SHORT EXERCISE: Each record must be reproduced exactly as it is shown.

◇ ◇ ◇

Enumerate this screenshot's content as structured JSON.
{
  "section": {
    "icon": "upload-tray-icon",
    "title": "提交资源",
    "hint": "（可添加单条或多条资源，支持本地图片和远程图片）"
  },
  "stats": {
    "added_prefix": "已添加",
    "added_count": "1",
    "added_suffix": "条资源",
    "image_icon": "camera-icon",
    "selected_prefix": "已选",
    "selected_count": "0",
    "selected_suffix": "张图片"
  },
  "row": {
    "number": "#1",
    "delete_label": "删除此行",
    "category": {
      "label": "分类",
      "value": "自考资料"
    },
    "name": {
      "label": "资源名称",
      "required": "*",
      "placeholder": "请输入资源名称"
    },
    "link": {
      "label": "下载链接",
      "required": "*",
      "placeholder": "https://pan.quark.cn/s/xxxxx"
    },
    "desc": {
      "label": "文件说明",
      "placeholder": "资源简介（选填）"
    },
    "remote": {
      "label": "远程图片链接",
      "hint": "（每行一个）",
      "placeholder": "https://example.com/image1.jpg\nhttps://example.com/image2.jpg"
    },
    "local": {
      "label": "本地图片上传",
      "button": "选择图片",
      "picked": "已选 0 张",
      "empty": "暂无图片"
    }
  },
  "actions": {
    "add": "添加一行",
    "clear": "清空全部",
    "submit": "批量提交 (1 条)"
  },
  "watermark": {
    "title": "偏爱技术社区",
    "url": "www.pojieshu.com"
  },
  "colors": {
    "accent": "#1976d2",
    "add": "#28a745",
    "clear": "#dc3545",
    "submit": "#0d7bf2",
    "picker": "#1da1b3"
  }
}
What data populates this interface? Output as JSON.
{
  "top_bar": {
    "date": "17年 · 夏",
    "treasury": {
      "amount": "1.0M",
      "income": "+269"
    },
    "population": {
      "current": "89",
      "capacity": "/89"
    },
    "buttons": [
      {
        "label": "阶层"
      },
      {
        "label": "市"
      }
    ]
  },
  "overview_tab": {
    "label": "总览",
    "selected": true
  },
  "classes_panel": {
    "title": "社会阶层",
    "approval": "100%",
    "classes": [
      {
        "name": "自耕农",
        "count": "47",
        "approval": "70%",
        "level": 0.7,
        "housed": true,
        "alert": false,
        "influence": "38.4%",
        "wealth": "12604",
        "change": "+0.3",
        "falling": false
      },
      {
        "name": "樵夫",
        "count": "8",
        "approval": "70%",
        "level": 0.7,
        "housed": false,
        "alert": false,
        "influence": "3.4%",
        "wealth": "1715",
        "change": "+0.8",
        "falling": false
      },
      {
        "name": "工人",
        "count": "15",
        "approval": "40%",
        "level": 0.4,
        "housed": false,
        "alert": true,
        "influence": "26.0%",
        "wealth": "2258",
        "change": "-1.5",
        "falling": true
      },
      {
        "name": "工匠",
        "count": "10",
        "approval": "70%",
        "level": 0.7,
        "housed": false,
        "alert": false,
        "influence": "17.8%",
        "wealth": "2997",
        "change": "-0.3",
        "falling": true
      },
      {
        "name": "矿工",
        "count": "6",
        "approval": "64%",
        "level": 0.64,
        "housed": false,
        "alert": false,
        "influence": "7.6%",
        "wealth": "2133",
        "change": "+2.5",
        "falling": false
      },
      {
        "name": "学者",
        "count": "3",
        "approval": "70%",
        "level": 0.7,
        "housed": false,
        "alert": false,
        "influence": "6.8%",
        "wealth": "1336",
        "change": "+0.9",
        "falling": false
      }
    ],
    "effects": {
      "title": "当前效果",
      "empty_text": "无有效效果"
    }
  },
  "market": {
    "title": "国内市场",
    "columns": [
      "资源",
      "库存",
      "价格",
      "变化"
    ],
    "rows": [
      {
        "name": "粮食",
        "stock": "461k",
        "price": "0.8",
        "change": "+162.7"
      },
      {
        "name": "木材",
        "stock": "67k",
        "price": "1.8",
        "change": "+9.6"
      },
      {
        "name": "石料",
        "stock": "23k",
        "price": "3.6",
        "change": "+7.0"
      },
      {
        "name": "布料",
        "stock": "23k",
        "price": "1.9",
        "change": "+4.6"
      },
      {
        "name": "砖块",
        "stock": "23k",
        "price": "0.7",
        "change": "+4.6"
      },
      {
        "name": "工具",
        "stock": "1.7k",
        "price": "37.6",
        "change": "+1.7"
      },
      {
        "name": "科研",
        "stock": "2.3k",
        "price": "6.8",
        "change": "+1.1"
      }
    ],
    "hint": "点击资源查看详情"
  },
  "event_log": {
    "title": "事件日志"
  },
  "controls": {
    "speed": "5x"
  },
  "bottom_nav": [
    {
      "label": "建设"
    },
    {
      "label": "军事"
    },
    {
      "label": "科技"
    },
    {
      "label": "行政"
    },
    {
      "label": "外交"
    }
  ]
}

◇ ◇ ◇

WRITTEN RESPONSE:
Enumerate this screenshot's content as structured JSON.
{
  "section": {
    "icon": "upload-tray-icon",
    "title": "提交资源",
    "hint": "（可添加单条或多条资源，支持本地图片和远程图片）"
  },
  "stats": {
    "added_prefix": "已添加",
    "added_count": "1",
    "added_suffix": "条资源",
    "image_icon": "camera-icon",
    "selected_prefix": "已选",
    "selected_count": "0",
    "selected_suffix": "张图片"
  },
  "row": {
    "number": "#1",
    "delete_label": "删除此行",
    "category": {
      "label": "分类",
      "value": "自考资料"
    },
    "name": {
      "label": "资源名称",
      "required": "*",
      "placeholder": "请输入资源名称"
    },
    "link": {
      "label": "下载链接",
      "required": "*",
      "placeholder": "https://pan.quark.cn/s/xxxxx"
    },
    "desc": {
      "label": "文件说明",
      "placeholder": "资源简介（选填）"
    },
    "remote": {
      "label": "远程图片链接",
      "hint": "（每行一个）",
      "placeholder": "https://example.com/image1.jpg\nhttps://example.com/image2.jpg"
    },
    "local": {
      "label": "本地图片上传",
      "button": "选择图片",
      "picked": "已选 0 张",
      "empty": "暂无图片"
    }
  },
  "actions": {
    "add": "添加一行",
    "clear": "清空全部",
    "submit": "批量提交 (1 条)"
  },
  "watermark": {
    "title": "偏爱技术社区",
    "url": "www.pojieshu.com"
  },
  "colors": {
    "accent": "#1976d2",
    "add": "#28a745",
    "clear": "#dc3545",
    "submit": "#0d7bf2",
    "picker": "#1da1b3"
  }
}
What data populates this interface? Output as JSON.
{
  "top_bar": {
    "date": "17年 · 夏",
    "treasury": {
      "amount": "1.0M",
      "income": "+269"
    },
    "population": {
      "current": "89",
      "capacity": "/89"
    },
    "buttons": [
      {
        "label": "阶层"
      },
      {
        "label": "市"
      }
    ]
  },
  "overview_tab": {
    "label": "总览",
    "selected": true
  },
  "classes_panel": {
    "title": "社会阶层",
    "approval": "100%",
    "classes": [
      {
        "name": "自耕农",
        "count": "47",
        "approval": "70%",
        "level": 0.7,
        "housed": true,
        "alert": false,
        "influence": "38.4%",
        "wealth": "12604",
        "change": "+0.3",
        "falling": false
      },
      {
        "name": "樵夫",
        "count": "8",
        "approval": "70%",
        "level": 0.7,
        "housed": false,
        "alert": false,
        "influence": "3.4%",
        "wealth": "1715",
        "change": "+0.8",
        "falling": false
      },
      {
        "name": "工人",
        "count": "15",
        "approval": "40%",
        "level": 0.4,
        "housed": false,
        "alert": true,
        "influence": "26.0%",
        "wealth": "2258",
        "change": "-1.5",
        "falling": true
      },
      {
        "name": "工匠",
        "count": "10",
        "approval": "70%",
        "level": 0.7,
        "housed": false,
        "alert": false,
        "influence": "17.8%",
        "wealth": "2997",
        "change": "-0.3",
        "falling": true
      },
      {
        "name": "矿工",
        "count": "6",
        "approval": "64%",
        "level": 0.64,
        "housed": false,
        "alert": false,
        "influence": "7.6%",
        "wealth": "2133",
        "change": "+2.5",
        "falling": false
      },
      {
        "name": "学者",
        "count": "3",
        "approval": "70%",
        "level": 0.7,
        "housed": false,
        "alert": false,
        "influence": "6.8%",
        "wealth": "1336",
        "change": "+0.9",
        "falling": false
      }
    ],
    "effects": {
      "title": "当前效果",
      "empty_text": "无有效效果"
    }
  },
  "market": {
    "title": "国内市场",
    "columns": [
      "资源",
      "库存",
      "价格",
      "变化"
    ],
    "rows": [
      {
        "name": "粮食",
        "stock": "461k",
        "price": "0.8",
        "change": "+162.7"
      },
      {
        "name": "木材",
        "stock": "67k",
        "price": "1.8",
        "change": "+9.6"
      },
      {
        "name": "石料",
        "stock": "23k",
        "price": "3.6",
        "change": "+7.0"
      },
      {
        "name": "布料",
        "stock": "23k",
        "price": "1.9",
        "change": "+4.6"
      },
      {
        "name": "砖块",
        "stock": "23k",
        "price": "0.7",
        "change": "+4.6"
      },
      {
        "name": "工具",
        "stock": "1.7k",
        "price": "37.6",
        "change": "+1.7"
      },
      {
        "name": "科研",
        "stock": "2.3k",
        "price": "6.8",
        "change": "+1.1"
      }
    ],
    "hint": "点击资源查看详情"
  },
  "event_log": {
    "title": "事件日志"
  },
  "controls": {
    "speed": "5x"
  },
  "bottom_nav": [
    {
      "label": "建设"
    },
    {
      "label": "军事"
    },
    {
      "label": "科技"
    },
    {
      "label": "行政"
    },
    {
      "label": "外交"
    }
  ]
}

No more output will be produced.